= Aim =
Copy each line below in which the word "được" occurs.

= Raw records =

-----

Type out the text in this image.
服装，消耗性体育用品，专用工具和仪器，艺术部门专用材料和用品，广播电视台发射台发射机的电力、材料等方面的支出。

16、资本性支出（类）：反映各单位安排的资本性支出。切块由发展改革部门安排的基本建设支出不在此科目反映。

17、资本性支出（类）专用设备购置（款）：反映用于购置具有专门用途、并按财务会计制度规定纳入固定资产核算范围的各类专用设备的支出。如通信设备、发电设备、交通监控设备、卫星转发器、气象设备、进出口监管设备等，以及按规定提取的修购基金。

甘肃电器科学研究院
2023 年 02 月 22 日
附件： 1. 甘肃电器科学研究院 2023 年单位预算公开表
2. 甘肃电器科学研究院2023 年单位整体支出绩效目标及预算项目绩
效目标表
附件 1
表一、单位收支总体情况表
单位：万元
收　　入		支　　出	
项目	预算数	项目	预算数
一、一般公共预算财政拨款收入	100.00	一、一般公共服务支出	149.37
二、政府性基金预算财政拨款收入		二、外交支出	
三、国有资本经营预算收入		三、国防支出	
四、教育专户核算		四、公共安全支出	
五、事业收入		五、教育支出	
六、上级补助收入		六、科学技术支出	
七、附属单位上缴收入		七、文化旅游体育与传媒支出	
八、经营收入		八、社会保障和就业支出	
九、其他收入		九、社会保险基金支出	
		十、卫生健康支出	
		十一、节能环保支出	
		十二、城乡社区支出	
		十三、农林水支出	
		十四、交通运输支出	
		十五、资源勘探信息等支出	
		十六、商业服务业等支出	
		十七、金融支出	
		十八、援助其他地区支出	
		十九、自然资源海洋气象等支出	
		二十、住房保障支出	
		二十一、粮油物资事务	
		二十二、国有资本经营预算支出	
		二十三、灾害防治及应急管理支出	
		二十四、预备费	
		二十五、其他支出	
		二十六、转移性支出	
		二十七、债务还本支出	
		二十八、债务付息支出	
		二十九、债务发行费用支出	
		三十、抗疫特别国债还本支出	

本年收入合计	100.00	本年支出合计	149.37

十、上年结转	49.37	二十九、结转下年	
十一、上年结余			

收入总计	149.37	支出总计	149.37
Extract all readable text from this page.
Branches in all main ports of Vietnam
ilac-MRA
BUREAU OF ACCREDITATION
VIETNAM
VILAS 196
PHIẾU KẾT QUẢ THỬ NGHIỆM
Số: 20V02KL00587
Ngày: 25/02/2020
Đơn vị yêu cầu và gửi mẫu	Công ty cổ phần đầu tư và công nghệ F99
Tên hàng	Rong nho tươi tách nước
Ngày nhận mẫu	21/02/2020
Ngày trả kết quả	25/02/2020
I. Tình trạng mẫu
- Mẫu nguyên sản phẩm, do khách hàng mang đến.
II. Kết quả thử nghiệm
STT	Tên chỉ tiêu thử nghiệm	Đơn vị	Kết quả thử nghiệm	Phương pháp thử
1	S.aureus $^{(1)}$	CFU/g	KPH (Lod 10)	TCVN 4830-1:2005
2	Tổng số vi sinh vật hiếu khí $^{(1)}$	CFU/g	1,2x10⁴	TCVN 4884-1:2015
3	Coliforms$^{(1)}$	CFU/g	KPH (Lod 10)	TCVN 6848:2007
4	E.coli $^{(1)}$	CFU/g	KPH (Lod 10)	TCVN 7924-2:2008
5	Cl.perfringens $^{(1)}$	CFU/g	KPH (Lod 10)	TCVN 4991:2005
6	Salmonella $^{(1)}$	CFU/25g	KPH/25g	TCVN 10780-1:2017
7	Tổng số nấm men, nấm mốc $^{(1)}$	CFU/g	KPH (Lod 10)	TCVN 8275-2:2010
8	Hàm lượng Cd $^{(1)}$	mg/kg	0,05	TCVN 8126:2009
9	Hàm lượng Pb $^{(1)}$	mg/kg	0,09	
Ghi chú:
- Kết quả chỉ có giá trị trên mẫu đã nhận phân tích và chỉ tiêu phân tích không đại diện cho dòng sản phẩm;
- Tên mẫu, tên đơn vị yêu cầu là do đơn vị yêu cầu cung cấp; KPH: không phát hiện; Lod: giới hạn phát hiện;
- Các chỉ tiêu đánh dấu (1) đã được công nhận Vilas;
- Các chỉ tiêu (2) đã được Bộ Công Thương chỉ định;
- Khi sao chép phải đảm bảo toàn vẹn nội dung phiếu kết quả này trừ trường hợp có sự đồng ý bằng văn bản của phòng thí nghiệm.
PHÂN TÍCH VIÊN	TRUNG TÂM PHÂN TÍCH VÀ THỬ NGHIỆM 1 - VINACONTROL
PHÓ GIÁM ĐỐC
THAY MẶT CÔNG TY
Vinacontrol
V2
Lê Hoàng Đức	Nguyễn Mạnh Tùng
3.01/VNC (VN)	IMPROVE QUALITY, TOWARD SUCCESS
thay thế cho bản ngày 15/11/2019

-----

= Reply to the exercise =
- Các chỉ tiêu đánh dấu (1) đã được công nhận Vilas;
- Các chỉ tiêu (2) đã được Bộ Công Thương chỉ định;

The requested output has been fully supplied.